Lines of data
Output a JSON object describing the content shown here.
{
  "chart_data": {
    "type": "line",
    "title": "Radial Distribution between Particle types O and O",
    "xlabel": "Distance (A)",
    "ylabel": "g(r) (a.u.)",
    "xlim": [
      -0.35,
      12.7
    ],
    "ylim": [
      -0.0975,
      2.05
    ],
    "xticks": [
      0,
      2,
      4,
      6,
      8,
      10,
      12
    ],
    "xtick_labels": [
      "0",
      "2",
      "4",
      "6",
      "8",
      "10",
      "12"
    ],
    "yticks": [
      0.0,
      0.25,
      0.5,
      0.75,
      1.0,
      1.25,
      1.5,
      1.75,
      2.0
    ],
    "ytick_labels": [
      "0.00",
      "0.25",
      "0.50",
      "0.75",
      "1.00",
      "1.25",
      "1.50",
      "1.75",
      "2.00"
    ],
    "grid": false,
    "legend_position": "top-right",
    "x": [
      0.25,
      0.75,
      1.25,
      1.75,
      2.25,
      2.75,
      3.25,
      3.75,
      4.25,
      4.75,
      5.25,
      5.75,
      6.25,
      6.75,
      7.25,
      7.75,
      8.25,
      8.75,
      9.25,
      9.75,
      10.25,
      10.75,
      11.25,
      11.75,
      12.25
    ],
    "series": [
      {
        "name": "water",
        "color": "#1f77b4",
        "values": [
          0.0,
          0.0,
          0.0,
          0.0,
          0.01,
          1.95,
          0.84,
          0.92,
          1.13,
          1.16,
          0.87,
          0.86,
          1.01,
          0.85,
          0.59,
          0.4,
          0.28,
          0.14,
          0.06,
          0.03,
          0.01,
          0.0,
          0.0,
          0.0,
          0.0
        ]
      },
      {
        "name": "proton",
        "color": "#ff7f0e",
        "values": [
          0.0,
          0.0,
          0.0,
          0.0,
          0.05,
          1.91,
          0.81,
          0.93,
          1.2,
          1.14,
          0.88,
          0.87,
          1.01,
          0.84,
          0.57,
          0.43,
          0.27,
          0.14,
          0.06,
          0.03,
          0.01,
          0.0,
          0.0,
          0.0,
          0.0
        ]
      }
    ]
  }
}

REQUIRED WORK:
Return what is listed above, exactly and completely.

THE REPLY:
Output a JSON object describing the content shown here.
{
  "chart_data": {
    "type": "line",
    "title": "Radial Distribution between Particle types O and O",
    "xlabel": "Distance (A)",
    "ylabel": "g(r) (a.u.)",
    "xlim": [
      -0.35,
      12.7
    ],
    "ylim": [
      -0.0975,
      2.05
    ],
    "xticks": [
      0,
      2,
      4,
      6,
      8,
      10,
      12
    ],
    "xtick_labels": [
      "0",
      "2",
      "4",
      "6",
      "8",
      "10",
      "12"
    ],
    "yticks": [
      0.0,
      0.25,
      0.5,
      0.75,
      1.0,
      1.25,
      1.5,
      1.75,
      2.0
    ],
    "ytick_labels": [
      "0.00",
      "0.25",
      "0.50",
      "0.75",
      "1.00",
      "1.25",
      "1.50",
      "1.75",
      "2.00"
    ],
    "grid": false,
    "legend_position": "top-right",
    "x": [
      0.25,
      0.75,
      1.25,
      1.75,
      2.25,
      2.75,
      3.25,
      3.75,
      4.25,
      4.75,
      5.25,
      5.75,
      6.25,
      6.75,
      7.25,
      7.75,
      8.25,
      8.75,
      9.25,
      9.75,
      10.25,
      10.75,
      11.25,
      11.75,
      12.25
    ],
    "series": [
      {
        "name": "water",
        "color": "#1f77b4",
        "values": [
          0.0,
          0.0,
          0.0,
          0.0,
          0.01,
          1.95,
          0.84,
          0.92,
          1.13,
          1.16,
          0.87,
          0.86,
          1.01,
          0.85,
          0.59,
          0.4,
          0.28,
          0.14,
          0.06,
          0.03,
          0.01,
          0.0,
          0.0,
          0.0,
          0.0
        ]
      },
      {
        "name": "proton",
        "color": "#ff7f0e",
        "values": [
          0.0,
          0.0,
          0.0,
          0.0,
          0.05,
          1.91,
          0.81,
          0.93,
          1.2,
          1.14,
          0.88,
          0.87,
          1.01,
          0.84,
          0.57,
          0.43,
          0.27,
          0.14,
          0.06,
          0.03,
          0.01,
          0.0,
          0.0,
          0.0,
          0.0
        ]
      }
    ]
  }
}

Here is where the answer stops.